Do this> Gather the lines from the material that contain "Average".

— Start Material —

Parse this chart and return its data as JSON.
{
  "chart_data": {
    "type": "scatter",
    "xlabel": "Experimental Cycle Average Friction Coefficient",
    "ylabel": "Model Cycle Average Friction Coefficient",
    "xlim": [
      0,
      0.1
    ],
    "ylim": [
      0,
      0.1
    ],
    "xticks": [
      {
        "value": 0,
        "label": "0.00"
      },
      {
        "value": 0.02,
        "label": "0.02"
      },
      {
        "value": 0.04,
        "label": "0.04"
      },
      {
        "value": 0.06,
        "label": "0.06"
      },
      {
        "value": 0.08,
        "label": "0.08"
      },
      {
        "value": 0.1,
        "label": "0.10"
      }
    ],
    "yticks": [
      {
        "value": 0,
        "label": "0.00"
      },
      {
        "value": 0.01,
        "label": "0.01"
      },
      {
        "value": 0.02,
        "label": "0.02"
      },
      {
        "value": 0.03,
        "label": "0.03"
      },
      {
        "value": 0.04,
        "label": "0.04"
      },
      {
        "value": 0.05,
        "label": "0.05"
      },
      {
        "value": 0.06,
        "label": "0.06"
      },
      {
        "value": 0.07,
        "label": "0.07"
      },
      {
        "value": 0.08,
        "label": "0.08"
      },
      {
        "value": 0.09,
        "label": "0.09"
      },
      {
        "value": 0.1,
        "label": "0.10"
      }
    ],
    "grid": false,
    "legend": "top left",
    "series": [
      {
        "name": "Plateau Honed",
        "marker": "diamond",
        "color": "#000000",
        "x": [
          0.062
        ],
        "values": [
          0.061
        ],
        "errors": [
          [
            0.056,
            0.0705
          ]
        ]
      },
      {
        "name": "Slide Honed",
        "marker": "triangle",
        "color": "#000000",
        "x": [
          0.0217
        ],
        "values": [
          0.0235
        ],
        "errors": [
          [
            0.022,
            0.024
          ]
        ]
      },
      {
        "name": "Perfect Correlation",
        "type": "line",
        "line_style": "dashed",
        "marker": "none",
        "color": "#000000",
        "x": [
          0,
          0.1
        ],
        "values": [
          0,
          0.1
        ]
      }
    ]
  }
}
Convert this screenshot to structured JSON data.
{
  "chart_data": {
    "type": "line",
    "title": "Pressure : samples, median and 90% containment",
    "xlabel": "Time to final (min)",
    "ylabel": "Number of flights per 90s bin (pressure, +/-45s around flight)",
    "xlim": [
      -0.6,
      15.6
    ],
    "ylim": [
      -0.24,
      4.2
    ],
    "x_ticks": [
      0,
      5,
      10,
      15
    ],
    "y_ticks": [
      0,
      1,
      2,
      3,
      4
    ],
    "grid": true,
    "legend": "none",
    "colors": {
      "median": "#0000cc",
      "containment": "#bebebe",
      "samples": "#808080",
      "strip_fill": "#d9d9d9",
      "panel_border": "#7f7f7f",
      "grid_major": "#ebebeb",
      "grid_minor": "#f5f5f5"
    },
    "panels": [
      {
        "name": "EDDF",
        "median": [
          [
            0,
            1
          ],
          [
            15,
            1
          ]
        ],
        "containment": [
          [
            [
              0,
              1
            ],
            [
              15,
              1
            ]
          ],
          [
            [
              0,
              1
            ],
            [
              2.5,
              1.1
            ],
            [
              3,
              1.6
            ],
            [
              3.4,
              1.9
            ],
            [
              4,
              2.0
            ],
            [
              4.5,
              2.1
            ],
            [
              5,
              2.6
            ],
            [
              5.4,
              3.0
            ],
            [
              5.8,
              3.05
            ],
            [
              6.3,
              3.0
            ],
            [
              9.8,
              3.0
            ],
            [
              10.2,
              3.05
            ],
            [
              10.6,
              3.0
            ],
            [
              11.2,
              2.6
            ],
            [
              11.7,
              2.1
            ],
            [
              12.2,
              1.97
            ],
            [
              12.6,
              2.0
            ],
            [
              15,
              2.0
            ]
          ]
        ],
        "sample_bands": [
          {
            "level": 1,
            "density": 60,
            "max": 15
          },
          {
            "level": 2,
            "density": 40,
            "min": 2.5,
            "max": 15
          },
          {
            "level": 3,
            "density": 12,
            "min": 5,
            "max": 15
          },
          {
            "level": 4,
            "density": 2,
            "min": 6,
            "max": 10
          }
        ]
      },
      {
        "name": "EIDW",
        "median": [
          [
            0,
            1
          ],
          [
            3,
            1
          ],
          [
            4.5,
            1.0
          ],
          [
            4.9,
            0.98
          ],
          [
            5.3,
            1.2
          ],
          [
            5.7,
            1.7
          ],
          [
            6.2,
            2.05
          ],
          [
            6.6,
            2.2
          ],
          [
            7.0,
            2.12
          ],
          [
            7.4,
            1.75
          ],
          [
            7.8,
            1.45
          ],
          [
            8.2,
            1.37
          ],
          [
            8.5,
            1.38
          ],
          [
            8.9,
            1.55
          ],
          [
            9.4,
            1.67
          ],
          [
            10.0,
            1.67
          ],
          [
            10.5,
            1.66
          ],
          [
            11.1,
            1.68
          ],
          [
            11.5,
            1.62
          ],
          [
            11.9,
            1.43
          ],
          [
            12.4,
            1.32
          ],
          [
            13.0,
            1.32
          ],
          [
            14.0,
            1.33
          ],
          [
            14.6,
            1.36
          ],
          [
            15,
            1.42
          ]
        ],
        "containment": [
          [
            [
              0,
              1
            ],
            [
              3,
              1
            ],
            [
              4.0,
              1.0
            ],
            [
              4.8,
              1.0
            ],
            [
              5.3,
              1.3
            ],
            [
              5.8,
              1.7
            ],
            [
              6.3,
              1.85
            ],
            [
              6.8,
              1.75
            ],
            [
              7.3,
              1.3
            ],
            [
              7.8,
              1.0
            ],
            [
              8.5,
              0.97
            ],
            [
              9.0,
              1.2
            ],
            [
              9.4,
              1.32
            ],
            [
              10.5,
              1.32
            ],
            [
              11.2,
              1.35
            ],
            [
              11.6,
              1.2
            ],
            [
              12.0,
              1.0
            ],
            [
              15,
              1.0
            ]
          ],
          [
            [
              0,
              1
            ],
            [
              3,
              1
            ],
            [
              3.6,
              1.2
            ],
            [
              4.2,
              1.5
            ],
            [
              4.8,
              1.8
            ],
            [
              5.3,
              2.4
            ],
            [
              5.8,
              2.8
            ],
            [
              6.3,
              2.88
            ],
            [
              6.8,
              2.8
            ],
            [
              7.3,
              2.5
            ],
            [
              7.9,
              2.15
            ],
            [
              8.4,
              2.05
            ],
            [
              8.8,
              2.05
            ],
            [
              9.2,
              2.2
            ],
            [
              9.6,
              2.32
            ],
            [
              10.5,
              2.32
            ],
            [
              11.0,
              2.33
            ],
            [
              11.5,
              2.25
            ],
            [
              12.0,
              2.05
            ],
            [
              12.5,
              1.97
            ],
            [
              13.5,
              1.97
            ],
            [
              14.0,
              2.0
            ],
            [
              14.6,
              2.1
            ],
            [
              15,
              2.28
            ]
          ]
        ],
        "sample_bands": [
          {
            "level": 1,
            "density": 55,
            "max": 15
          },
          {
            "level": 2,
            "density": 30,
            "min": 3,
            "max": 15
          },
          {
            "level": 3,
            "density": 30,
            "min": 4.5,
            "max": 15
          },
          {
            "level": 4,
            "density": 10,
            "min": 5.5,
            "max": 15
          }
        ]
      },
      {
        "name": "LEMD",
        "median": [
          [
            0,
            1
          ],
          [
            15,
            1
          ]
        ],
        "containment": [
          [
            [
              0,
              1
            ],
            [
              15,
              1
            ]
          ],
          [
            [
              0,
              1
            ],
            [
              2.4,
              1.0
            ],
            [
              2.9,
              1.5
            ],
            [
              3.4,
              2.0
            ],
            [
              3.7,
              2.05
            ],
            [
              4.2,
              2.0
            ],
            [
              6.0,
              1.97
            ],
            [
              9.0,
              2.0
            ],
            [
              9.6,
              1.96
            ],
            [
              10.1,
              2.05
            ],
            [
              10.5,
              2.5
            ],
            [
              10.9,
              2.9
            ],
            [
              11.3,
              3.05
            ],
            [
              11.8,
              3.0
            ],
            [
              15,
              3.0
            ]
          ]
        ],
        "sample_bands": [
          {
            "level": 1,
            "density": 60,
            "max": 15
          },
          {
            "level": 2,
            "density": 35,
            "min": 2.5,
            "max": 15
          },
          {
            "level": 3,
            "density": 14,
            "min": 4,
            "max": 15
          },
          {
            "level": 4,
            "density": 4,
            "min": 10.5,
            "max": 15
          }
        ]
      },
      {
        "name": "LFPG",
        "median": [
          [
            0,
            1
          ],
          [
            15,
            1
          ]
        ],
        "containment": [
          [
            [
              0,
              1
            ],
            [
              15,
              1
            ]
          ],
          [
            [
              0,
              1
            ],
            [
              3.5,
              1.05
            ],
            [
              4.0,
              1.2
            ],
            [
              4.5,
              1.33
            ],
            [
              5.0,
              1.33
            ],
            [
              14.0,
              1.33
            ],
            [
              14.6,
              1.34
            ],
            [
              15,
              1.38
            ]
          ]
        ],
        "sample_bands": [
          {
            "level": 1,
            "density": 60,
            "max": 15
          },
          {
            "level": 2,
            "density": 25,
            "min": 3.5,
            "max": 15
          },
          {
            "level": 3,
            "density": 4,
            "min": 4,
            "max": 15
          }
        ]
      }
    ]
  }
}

— End Material —

Written answer>
    "xlabel": "Experimental Cycle Average Friction Coefficient",
    "ylabel": "Model Cycle Average Friction Coefficient",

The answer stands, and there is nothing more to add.